[Data entries for graphics]
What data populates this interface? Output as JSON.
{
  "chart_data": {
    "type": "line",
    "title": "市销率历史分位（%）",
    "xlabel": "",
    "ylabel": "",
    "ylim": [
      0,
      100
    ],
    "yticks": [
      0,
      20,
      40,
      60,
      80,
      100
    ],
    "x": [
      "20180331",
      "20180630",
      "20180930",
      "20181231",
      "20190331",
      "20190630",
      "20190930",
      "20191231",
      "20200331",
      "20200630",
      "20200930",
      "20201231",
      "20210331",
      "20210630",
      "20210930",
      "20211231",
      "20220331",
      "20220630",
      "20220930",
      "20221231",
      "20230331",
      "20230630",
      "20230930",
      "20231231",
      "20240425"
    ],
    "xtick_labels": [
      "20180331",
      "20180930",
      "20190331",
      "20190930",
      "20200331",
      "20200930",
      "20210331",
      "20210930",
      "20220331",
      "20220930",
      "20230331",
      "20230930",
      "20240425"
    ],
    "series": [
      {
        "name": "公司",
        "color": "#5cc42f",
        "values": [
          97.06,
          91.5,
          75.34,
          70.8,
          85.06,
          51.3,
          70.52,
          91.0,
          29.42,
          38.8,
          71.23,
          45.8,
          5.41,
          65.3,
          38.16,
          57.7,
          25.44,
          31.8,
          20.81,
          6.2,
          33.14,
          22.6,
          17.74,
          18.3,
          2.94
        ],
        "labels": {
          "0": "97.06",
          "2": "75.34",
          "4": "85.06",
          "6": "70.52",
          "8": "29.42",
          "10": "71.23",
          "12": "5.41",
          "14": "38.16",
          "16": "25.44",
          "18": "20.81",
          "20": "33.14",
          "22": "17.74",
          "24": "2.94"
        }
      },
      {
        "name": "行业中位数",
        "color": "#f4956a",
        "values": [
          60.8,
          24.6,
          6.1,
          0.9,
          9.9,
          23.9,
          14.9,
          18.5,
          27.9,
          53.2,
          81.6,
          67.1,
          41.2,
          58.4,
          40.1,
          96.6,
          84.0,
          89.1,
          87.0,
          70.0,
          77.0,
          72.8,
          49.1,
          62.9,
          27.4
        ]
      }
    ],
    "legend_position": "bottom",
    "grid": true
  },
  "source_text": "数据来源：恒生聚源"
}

▶ PROBLEM DESCRIPTION: Repeat the listing exactly, from its first line to its last.

▶ FINAL RESULT:
What data populates this interface? Output as JSON.
{
  "chart_data": {
    "type": "line",
    "title": "市销率历史分位（%）",
    "xlabel": "",
    "ylabel": "",
    "ylim": [
      0,
      100
    ],
    "yticks": [
      0,
      20,
      40,
      60,
      80,
      100
    ],
    "x": [
      "20180331",
      "20180630",
      "20180930",
      "20181231",
      "20190331",
      "20190630",
      "20190930",
      "20191231",
      "20200331",
      "20200630",
      "20200930",
      "20201231",
      "20210331",
      "20210630",
      "20210930",
      "20211231",
      "20220331",
      "20220630",
      "20220930",
      "20221231",
      "20230331",
      "20230630",
      "20230930",
      "20231231",
      "20240425"
    ],
    "xtick_labels": [
      "20180331",
      "20180930",
      "20190331",
      "20190930",
      "20200331",
      "20200930",
      "20210331",
      "20210930",
      "20220331",
      "20220930",
      "20230331",
      "20230930",
      "20240425"
    ],
    "series": [
      {
        "name": "公司",
        "color": "#5cc42f",
        "values": [
          97.06,
          91.5,
          75.34,
          70.8,
          85.06,
          51.3,
          70.52,
          91.0,
          29.42,
          38.8,
          71.23,
          45.8,
          5.41,
          65.3,
          38.16,
          57.7,
          25.44,
          31.8,
          20.81,
          6.2,
          33.14,
          22.6,
          17.74,
          18.3,
          2.94
        ],
        "labels": {
          "0": "97.06",
          "2": "75.34",
          "4": "85.06",
          "6": "70.52",
          "8": "29.42",
          "10": "71.23",
          "12": "5.41",
          "14": "38.16",
          "16": "25.44",
          "18": "20.81",
          "20": "33.14",
          "22": "17.74",
          "24": "2.94"
        }
      },
      {
        "name": "行业中位数",
        "color": "#f4956a",
        "values": [
          60.8,
          24.6,
          6.1,
          0.9,
          9.9,
          23.9,
          14.9,
          18.5,
          27.9,
          53.2,
          81.6,
          67.1,
          41.2,
          58.4,
          40.1,
          96.6,
          84.0,
          89.1,
          87.0,
          70.0,
          77.0,
          72.8,
          49.1,
          62.9,
          27.4
        ]
      }
    ],
    "legend_position": "bottom",
    "grid": true
  },
  "source_text": "数据来源：恒生聚源"
}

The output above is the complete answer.